Quote all of the entries word for word.

• [Exercise data]
* * * * *

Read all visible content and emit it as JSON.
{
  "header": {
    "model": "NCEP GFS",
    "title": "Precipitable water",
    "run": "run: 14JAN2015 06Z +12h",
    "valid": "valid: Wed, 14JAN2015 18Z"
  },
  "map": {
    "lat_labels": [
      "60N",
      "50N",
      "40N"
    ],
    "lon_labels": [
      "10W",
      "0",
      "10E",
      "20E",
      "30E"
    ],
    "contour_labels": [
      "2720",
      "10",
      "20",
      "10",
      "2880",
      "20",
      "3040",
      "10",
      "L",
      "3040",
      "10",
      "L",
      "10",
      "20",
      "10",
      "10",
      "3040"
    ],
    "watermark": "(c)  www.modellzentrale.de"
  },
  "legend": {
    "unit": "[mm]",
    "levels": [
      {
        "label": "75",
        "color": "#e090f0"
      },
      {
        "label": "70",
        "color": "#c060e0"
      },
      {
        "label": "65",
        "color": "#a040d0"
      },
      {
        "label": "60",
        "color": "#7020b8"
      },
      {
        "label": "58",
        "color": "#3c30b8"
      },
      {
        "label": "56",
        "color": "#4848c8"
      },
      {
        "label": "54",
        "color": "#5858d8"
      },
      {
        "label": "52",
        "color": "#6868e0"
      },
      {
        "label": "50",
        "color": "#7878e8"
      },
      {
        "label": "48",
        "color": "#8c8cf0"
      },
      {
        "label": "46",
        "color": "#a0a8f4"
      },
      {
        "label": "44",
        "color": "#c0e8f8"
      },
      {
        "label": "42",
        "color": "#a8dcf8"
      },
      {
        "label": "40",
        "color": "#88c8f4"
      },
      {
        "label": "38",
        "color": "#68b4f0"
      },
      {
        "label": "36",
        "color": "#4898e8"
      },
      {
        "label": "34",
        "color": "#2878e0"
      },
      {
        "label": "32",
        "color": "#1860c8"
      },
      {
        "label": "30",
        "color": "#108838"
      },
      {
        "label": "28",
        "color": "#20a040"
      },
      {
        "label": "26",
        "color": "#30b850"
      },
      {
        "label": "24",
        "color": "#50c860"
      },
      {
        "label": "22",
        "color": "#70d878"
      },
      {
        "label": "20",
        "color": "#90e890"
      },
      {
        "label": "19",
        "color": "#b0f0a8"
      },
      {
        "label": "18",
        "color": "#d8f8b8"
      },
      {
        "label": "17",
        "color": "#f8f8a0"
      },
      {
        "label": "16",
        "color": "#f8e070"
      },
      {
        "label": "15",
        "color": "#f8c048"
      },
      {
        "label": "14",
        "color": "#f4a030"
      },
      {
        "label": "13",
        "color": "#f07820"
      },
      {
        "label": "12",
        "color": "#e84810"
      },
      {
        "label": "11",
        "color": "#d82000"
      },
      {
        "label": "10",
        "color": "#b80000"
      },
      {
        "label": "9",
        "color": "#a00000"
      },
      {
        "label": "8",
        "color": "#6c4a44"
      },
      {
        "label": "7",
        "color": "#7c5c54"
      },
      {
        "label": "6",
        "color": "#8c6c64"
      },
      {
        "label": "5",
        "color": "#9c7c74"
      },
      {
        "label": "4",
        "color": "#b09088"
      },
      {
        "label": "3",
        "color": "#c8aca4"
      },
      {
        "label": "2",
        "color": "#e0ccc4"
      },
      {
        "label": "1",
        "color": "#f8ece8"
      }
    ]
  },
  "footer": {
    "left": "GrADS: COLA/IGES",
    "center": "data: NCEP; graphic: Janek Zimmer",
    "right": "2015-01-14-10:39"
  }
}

* * * * *

• [Response to the exercise]
Read all visible content and emit it as JSON.
{
  "header": {
    "model": "NCEP GFS",
    "title": "Precipitable water",
    "run": "run: 14JAN2015 06Z +12h",
    "valid": "valid: Wed, 14JAN2015 18Z"
  },
  "map": {
    "lat_labels": [
      "60N",
      "50N",
      "40N"
    ],
    "lon_labels": [
      "10W",
      "0",
      "10E",
      "20E",
      "30E"
    ],
    "contour_labels": [
      "2720",
      "10",
      "20",
      "10",
      "2880",
      "20",
      "3040",
      "10",
      "L",
      "3040",
      "10",
      "L",
      "10",
      "20",
      "10",
      "10",
      "3040"
    ],
    "watermark": "(c)  www.modellzentrale.de"
  },
  "legend": {
    "unit": "[mm]",
    "levels": [
      {
        "label": "75",
        "color": "#e090f0"
      },
      {
        "label": "70",
        "color": "#c060e0"
      },
      {
        "label": "65",
        "color": "#a040d0"
      },
      {
        "label": "60",
        "color": "#7020b8"
      },
      {
        "label": "58",
        "color": "#3c30b8"
      },
      {
        "label": "56",
        "color": "#4848c8"
      },
      {
        "label": "54",
        "color": "#5858d8"
      },
      {
        "label": "52",
        "color": "#6868e0"
      },
      {
        "label": "50",
        "color": "#7878e8"
      },
      {
        "label": "48",
        "color": "#8c8cf0"
      },
      {
        "label": "46",
        "color": "#a0a8f4"
      },
      {
        "label": "44",
        "color": "#c0e8f8"
      },
      {
        "label": "42",
        "color": "#a8dcf8"
      },
      {
        "label": "40",
        "color": "#88c8f4"
      },
      {
        "label": "38",
        "color": "#68b4f0"
      },
      {
        "label": "36",
        "color": "#4898e8"
      },
      {
        "label": "34",
        "color": "#2878e0"
      },
      {
        "label": "32",
        "color": "#1860c8"
      },
      {
        "label": "30",
        "color": "#108838"
      },
      {
        "label": "28",
        "color": "#20a040"
      },
      {
        "label": "26",
        "color": "#30b850"
      },
      {
        "label": "24",
        "color": "#50c860"
      },
      {
        "label": "22",
        "color": "#70d878"
      },
      {
        "label": "20",
        "color": "#90e890"
      },
      {
        "label": "19",
        "color": "#b0f0a8"
      },
      {
        "label": "18",
        "color": "#d8f8b8"
      },
      {
        "label": "17",
        "color": "#f8f8a0"
      },
      {
        "label": "16",
        "color": "#f8e070"
      },
      {
        "label": "15",
        "color": "#f8c048"
      },
      {
        "label": "14",
        "color": "#f4a030"
      },
      {
        "label": "13",
        "color": "#f07820"
      },
      {
        "label": "12",
        "color": "#e84810"
      },
      {
        "label": "11",
        "color": "#d82000"
      },
      {
        "label": "10",
        "color": "#b80000"
      },
      {
        "label": "9",
        "color": "#a00000"
      },
      {
        "label": "8",
        "color": "#6c4a44"
      },
      {
        "label": "7",
        "color": "#7c5c54"
      },
      {
        "label": "6",
        "color": "#8c6c64"
      },
      {
        "label": "5",
        "color": "#9c7c74"
      },
      {
        "label": "4",
        "color": "#b09088"
      },
      {
        "label": "3",
        "color": "#c8aca4"
      },
      {
        "label": "2",
        "color": "#e0ccc4"
      },
      {
        "label": "1",
        "color": "#f8ece8"
      }
    ]
  },
  "footer": {
    "left": "GrADS: COLA/IGES",
    "center": "data: NCEP; graphic: Janek Zimmer",
    "right": "2015-01-14-10:39"
  }
}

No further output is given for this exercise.